▶ [TASK DESCRIPTION] Check every line below for the word "atteinte" and copy each one that has it.

▶ [SUPPLIED DATA]
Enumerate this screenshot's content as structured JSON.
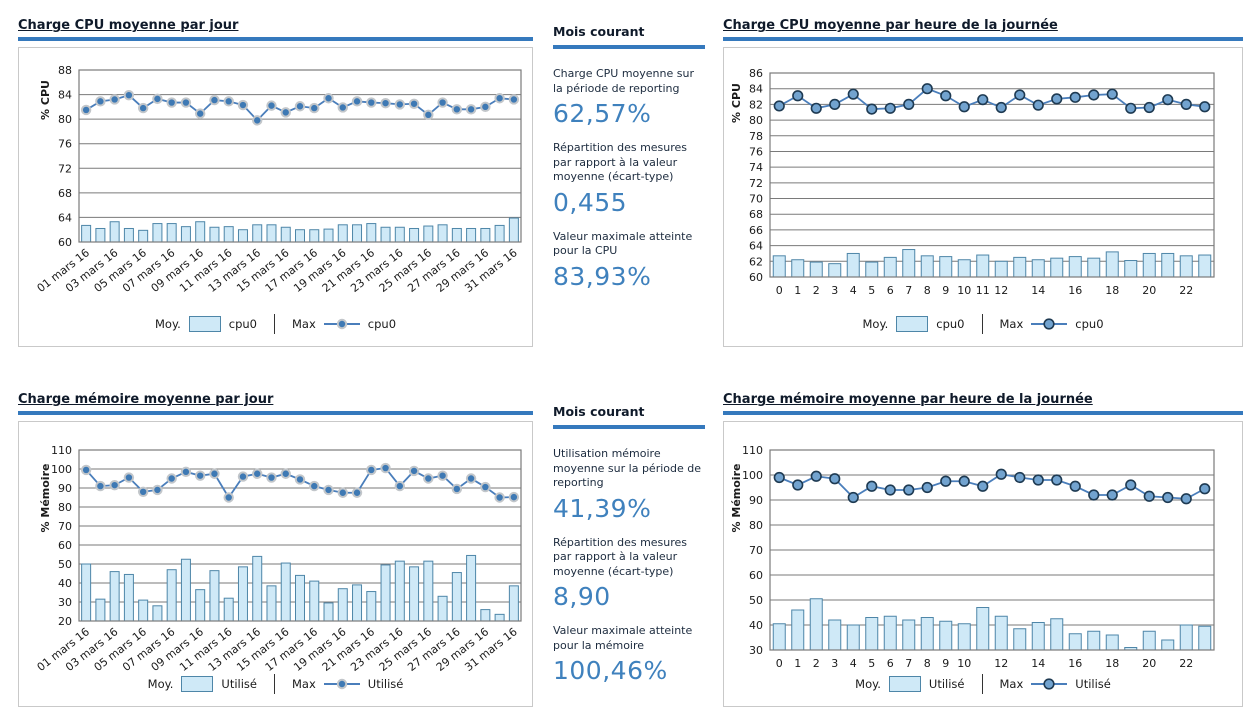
{
  "colors": {
    "accent_bar": "#3579bd",
    "big_number": "#3f81bd",
    "bar_fill": "#cfe9f7",
    "bar_stroke": "#4e86a8",
    "line": "#4a7ebb",
    "marker_fill_daily": "#3e79b4",
    "marker_stroke_daily": "#c2c6ca",
    "marker_fill_hourly": "#72a3cf",
    "marker_stroke_hourly": "#1e3a52",
    "grid": "#7a7a7a",
    "panel_border": "#c9c9c9",
    "title_text": "#0f1a2a"
  },
  "panels": {
    "cpu_daily": {
      "title": "Charge CPU  moyenne par jour"
    },
    "cpu_hourly": {
      "title": "Charge CPU moyenne par heure de la journée"
    },
    "mem_daily": {
      "title": "Charge mémoire moyenne par jour"
    },
    "mem_hourly": {
      "title": "Charge mémoire moyenne par heure de la journée"
    },
    "cpu_stats": {
      "title": "Mois courant",
      "items": [
        {
          "label": "Charge CPU moyenne sur la période de reporting",
          "value": "62,57%"
        },
        {
          "label": "Répartition des mesures par rapport à la valeur moyenne (écart-type)",
          "value": "0,455"
        },
        {
          "label": "Valeur maximale atteinte pour la CPU",
          "value": "83,93%"
        }
      ]
    },
    "mem_stats": {
      "title": "Mois courant",
      "items": [
        {
          "label": "Utilisation mémoire moyenne sur la période de reporting",
          "value": "41,39%"
        },
        {
          "label": "Répartition des mesures par rapport à la valeur moyenne (écart-type)",
          "value": "8,90"
        },
        {
          "label": "Valeur maximale atteinte pour la mémoire",
          "value": "100,46%"
        }
      ]
    }
  },
  "chart_data": [
    {
      "id": "cpu_daily",
      "type": "bar",
      "subtype": "combo-bar-line",
      "title": "Charge CPU  moyenne par jour",
      "xlabel": "",
      "ylabel": "% CPU",
      "ylim": [
        60,
        88
      ],
      "ystep": 4,
      "grid": true,
      "legend_position": "bottom",
      "marker_style": "daily",
      "rotate_x_labels": true,
      "categories": [
        "01 mars 16",
        "02 mars 16",
        "03 mars 16",
        "04 mars 16",
        "05 mars 16",
        "06 mars 16",
        "07 mars 16",
        "08 mars 16",
        "09 mars 16",
        "10 mars 16",
        "11 mars 16",
        "12 mars 16",
        "13 mars 16",
        "14 mars 16",
        "15 mars 16",
        "16 mars 16",
        "17 mars 16",
        "18 mars 16",
        "19 mars 16",
        "20 mars 16",
        "21 mars 16",
        "22 mars 16",
        "23 mars 16",
        "24 mars 16",
        "25 mars 16",
        "26 mars 16",
        "27 mars 16",
        "28 mars 16",
        "29 mars 16",
        "30 mars 16",
        "31 mars 16"
      ],
      "x_tick_labels": [
        "01 mars 16",
        "",
        "03 mars 16",
        "",
        "05 mars 16",
        "",
        "07 mars 16",
        "",
        "09 mars 16",
        "",
        "11 mars 16",
        "",
        "13 mars 16",
        "",
        "15 mars 16",
        "",
        "17 mars 16",
        "",
        "19 mars 16",
        "",
        "21 mars 16",
        "",
        "23 mars 16",
        "",
        "25 mars 16",
        "",
        "27 mars 16",
        "",
        "29 mars 16",
        "",
        "31 mars 16"
      ],
      "legend": {
        "moy_label": "Moy.",
        "max_label": "Max"
      },
      "series": [
        {
          "role": "Moy.",
          "name": "cpu0",
          "type": "bar",
          "values": [
            62.7,
            62.2,
            63.3,
            62.2,
            61.9,
            63.0,
            63.0,
            62.5,
            63.3,
            62.4,
            62.5,
            62.0,
            62.8,
            62.8,
            62.4,
            62.0,
            62.0,
            62.1,
            62.8,
            62.8,
            63.0,
            62.4,
            62.4,
            62.2,
            62.6,
            62.8,
            62.2,
            62.2,
            62.2,
            62.7,
            63.9
          ]
        },
        {
          "role": "Max",
          "name": "cpu0",
          "type": "line",
          "values": [
            81.5,
            82.9,
            83.2,
            83.9,
            81.8,
            83.3,
            82.7,
            82.7,
            80.9,
            83.1,
            82.9,
            82.3,
            79.8,
            82.2,
            81.1,
            82.1,
            81.8,
            83.4,
            81.9,
            82.9,
            82.7,
            82.6,
            82.4,
            82.5,
            80.7,
            82.7,
            81.6,
            81.6,
            82.0,
            83.4,
            83.2
          ]
        }
      ]
    },
    {
      "id": "cpu_hourly",
      "type": "bar",
      "subtype": "combo-bar-line",
      "title": "Charge CPU moyenne par heure de la journée",
      "xlabel": "",
      "ylabel": "% CPU",
      "ylim": [
        60,
        86
      ],
      "ystep": 2,
      "grid": true,
      "legend_position": "bottom",
      "marker_style": "hourly",
      "rotate_x_labels": false,
      "categories": [
        "0",
        "1",
        "2",
        "3",
        "4",
        "5",
        "6",
        "7",
        "8",
        "9",
        "10",
        "11",
        "12",
        "13",
        "14",
        "15",
        "16",
        "17",
        "18",
        "19",
        "20",
        "21",
        "22",
        "23"
      ],
      "x_tick_labels": [
        "0",
        "1",
        "2",
        "3",
        "4",
        "5",
        "6",
        "7",
        "8",
        "9",
        "10",
        "11",
        "12",
        "",
        "14",
        "",
        "16",
        "",
        "18",
        "",
        "20",
        "",
        "22",
        ""
      ],
      "legend": {
        "moy_label": "Moy.",
        "max_label": "Max"
      },
      "series": [
        {
          "role": "Moy.",
          "name": "cpu0",
          "type": "bar",
          "values": [
            62.7,
            62.2,
            61.9,
            61.7,
            63.0,
            61.9,
            62.5,
            63.5,
            62.7,
            62.6,
            62.2,
            62.8,
            62.0,
            62.5,
            62.2,
            62.4,
            62.6,
            62.4,
            63.2,
            62.1,
            63.0,
            63.0,
            62.7,
            62.8
          ]
        },
        {
          "role": "Max",
          "name": "cpu0",
          "type": "line",
          "values": [
            81.8,
            83.1,
            81.5,
            82.0,
            83.3,
            81.4,
            81.5,
            82.0,
            84.0,
            83.1,
            81.7,
            82.6,
            81.6,
            83.2,
            81.9,
            82.7,
            82.9,
            83.2,
            83.3,
            81.5,
            81.6,
            82.6,
            82.0,
            81.7
          ]
        }
      ]
    },
    {
      "id": "mem_daily",
      "type": "bar",
      "subtype": "combo-bar-line",
      "title": "Charge mémoire moyenne par jour",
      "xlabel": "",
      "ylabel": "% Mémoire",
      "ylim": [
        20,
        110
      ],
      "ystep": 10,
      "grid": true,
      "legend_position": "bottom",
      "marker_style": "daily",
      "rotate_x_labels": true,
      "categories": [
        "01 mars 16",
        "02 mars 16",
        "03 mars 16",
        "04 mars 16",
        "05 mars 16",
        "06 mars 16",
        "07 mars 16",
        "08 mars 16",
        "09 mars 16",
        "10 mars 16",
        "11 mars 16",
        "12 mars 16",
        "13 mars 16",
        "14 mars 16",
        "15 mars 16",
        "16 mars 16",
        "17 mars 16",
        "18 mars 16",
        "19 mars 16",
        "20 mars 16",
        "21 mars 16",
        "22 mars 16",
        "23 mars 16",
        "24 mars 16",
        "25 mars 16",
        "26 mars 16",
        "27 mars 16",
        "28 mars 16",
        "29 mars 16",
        "30 mars 16",
        "31 mars 16"
      ],
      "x_tick_labels": [
        "01 mars 16",
        "",
        "03 mars 16",
        "",
        "05 mars 16",
        "",
        "07 mars 16",
        "",
        "09 mars 16",
        "",
        "11 mars 16",
        "",
        "13 mars 16",
        "",
        "15 mars 16",
        "",
        "17 mars 16",
        "",
        "19 mars 16",
        "",
        "21 mars 16",
        "",
        "23 mars 16",
        "",
        "25 mars 16",
        "",
        "27 mars 16",
        "",
        "29 mars 16",
        "",
        "31 mars 16"
      ],
      "legend": {
        "moy_label": "Moy.",
        "max_label": "Max"
      },
      "series": [
        {
          "role": "Moy.",
          "name": "Utilisé",
          "type": "bar",
          "values": [
            50,
            31.5,
            46,
            44.5,
            31,
            28,
            47,
            52.5,
            36.5,
            46.5,
            32,
            48.5,
            54,
            38.5,
            50.5,
            44,
            41,
            29.5,
            37,
            39,
            35.5,
            49.5,
            51.5,
            48.5,
            51.5,
            33,
            45.5,
            54.5,
            26,
            23.5,
            38.5
          ]
        },
        {
          "role": "Max",
          "name": "Utilisé",
          "type": "line",
          "values": [
            99.5,
            91,
            91.5,
            95.5,
            88,
            89,
            95,
            98.5,
            96.5,
            97.5,
            85,
            96,
            97.5,
            95.5,
            97.5,
            94.5,
            91,
            89,
            87.5,
            87.5,
            99.5,
            100.5,
            91,
            99,
            95,
            96.5,
            89.5,
            95,
            90.5,
            85,
            85.2
          ]
        }
      ]
    },
    {
      "id": "mem_hourly",
      "type": "bar",
      "subtype": "combo-bar-line",
      "title": "Charge mémoire moyenne par heure de la journée",
      "xlabel": "",
      "ylabel": "% Mémoire",
      "ylim": [
        30,
        110
      ],
      "ystep": 10,
      "grid": true,
      "legend_position": "bottom",
      "marker_style": "hourly",
      "rotate_x_labels": false,
      "categories": [
        "0",
        "1",
        "2",
        "3",
        "4",
        "5",
        "6",
        "7",
        "8",
        "9",
        "10",
        "11",
        "12",
        "13",
        "14",
        "15",
        "16",
        "17",
        "18",
        "19",
        "20",
        "21",
        "22",
        "23"
      ],
      "x_tick_labels": [
        "0",
        "1",
        "2",
        "3",
        "4",
        "5",
        "6",
        "7",
        "8",
        "9",
        "10",
        "",
        "12",
        "",
        "14",
        "",
        "16",
        "",
        "18",
        "",
        "20",
        "",
        "22",
        ""
      ],
      "legend": {
        "moy_label": "Moy.",
        "max_label": "Max"
      },
      "series": [
        {
          "role": "Moy.",
          "name": "Utilisé",
          "type": "bar",
          "values": [
            40.5,
            46,
            50.5,
            42,
            40,
            43,
            43.5,
            42,
            43,
            41.5,
            40.5,
            47,
            43.5,
            38.5,
            41,
            42.5,
            36.5,
            37.5,
            36,
            31,
            37.5,
            34,
            40,
            39.5
          ]
        },
        {
          "role": "Max",
          "name": "Utilisé",
          "type": "line",
          "values": [
            99,
            96,
            99.5,
            98.5,
            91,
            95.5,
            94,
            94,
            95,
            97.5,
            97.5,
            95.5,
            100.3,
            99,
            98,
            98,
            95.5,
            92,
            92,
            96,
            91.5,
            91,
            90.5,
            94.5
          ]
        }
      ]
    }
  ]
}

▶ [RESULT FOR THIS TASK]
          "label": "Valeur maximale atteinte pour la CPU",
          "label": "Valeur maximale atteinte pour la mémoire",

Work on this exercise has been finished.